Your answer should be a single number: the count of lines containing the string "Julkisivu".

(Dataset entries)
>>

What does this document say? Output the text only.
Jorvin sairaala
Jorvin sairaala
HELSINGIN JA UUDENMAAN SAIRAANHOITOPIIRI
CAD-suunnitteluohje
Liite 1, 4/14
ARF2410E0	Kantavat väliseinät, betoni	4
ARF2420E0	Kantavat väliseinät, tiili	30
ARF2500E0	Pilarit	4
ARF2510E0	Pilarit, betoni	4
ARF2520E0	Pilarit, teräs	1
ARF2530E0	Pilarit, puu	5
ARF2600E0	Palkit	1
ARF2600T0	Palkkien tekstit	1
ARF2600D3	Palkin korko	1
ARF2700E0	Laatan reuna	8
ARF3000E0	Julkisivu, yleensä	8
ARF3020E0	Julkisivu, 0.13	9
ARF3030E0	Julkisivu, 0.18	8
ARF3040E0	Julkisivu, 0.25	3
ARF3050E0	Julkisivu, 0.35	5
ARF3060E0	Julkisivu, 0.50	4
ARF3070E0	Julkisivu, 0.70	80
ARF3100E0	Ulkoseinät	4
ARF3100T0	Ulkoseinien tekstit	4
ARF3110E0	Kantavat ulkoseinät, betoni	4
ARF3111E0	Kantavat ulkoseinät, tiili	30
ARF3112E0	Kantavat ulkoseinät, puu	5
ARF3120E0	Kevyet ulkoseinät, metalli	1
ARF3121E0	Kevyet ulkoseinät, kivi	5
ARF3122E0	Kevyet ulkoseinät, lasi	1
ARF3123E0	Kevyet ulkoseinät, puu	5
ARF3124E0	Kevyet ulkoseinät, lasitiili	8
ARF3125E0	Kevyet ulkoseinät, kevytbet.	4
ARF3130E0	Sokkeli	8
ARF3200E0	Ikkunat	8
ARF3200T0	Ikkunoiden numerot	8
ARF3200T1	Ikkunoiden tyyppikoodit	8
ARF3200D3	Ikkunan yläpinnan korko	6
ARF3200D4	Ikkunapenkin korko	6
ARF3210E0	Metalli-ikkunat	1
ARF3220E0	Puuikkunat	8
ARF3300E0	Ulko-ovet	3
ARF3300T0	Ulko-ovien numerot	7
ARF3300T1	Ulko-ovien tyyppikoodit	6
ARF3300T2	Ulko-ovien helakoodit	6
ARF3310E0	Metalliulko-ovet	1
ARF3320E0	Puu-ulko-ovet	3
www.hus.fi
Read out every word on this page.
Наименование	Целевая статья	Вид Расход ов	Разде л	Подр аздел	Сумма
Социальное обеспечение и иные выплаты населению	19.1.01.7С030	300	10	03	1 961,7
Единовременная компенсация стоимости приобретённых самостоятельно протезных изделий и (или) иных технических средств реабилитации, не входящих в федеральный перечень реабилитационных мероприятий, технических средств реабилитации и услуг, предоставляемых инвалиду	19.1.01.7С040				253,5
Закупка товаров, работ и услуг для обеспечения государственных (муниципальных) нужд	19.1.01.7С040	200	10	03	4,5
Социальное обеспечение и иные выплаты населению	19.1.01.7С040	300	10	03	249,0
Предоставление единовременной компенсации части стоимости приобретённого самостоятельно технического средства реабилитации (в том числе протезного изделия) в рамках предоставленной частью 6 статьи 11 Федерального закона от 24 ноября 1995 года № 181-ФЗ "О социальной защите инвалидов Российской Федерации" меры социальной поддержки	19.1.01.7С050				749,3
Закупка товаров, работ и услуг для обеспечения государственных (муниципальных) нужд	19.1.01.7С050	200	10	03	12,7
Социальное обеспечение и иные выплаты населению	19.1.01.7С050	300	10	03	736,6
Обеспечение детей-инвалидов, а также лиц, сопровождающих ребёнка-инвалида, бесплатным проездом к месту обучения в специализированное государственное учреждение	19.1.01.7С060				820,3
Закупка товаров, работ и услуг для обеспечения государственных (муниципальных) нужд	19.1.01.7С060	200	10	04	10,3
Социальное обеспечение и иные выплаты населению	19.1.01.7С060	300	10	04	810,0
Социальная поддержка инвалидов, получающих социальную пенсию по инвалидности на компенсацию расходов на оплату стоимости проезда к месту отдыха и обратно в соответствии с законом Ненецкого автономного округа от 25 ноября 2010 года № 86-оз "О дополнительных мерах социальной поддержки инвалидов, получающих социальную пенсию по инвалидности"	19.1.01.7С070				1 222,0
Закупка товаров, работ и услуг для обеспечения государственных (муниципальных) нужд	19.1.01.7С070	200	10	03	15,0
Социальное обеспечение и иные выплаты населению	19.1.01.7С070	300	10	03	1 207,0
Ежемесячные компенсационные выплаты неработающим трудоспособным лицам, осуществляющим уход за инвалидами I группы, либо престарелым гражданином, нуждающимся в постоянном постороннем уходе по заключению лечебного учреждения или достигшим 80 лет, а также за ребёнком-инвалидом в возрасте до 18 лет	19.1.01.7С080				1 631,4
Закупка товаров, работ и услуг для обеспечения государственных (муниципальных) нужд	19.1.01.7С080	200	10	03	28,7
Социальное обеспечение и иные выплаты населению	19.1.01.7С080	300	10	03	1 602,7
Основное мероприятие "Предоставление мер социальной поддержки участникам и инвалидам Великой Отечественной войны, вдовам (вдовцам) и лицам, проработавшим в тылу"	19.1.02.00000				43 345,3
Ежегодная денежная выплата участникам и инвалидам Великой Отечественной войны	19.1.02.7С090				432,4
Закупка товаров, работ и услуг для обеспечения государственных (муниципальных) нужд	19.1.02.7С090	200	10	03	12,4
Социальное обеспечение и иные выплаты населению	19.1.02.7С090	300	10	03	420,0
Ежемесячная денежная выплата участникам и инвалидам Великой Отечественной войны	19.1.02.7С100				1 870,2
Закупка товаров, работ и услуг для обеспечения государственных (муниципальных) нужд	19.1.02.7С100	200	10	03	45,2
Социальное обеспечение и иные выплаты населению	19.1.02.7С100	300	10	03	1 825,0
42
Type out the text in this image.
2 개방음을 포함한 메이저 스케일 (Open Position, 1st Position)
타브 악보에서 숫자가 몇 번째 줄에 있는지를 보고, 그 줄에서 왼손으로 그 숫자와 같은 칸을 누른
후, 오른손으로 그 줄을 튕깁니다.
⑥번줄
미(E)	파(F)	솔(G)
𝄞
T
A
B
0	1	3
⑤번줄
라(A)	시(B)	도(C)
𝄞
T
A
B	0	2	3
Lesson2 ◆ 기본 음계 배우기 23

<<

SOLUTION TO THIS PROBLEM: 7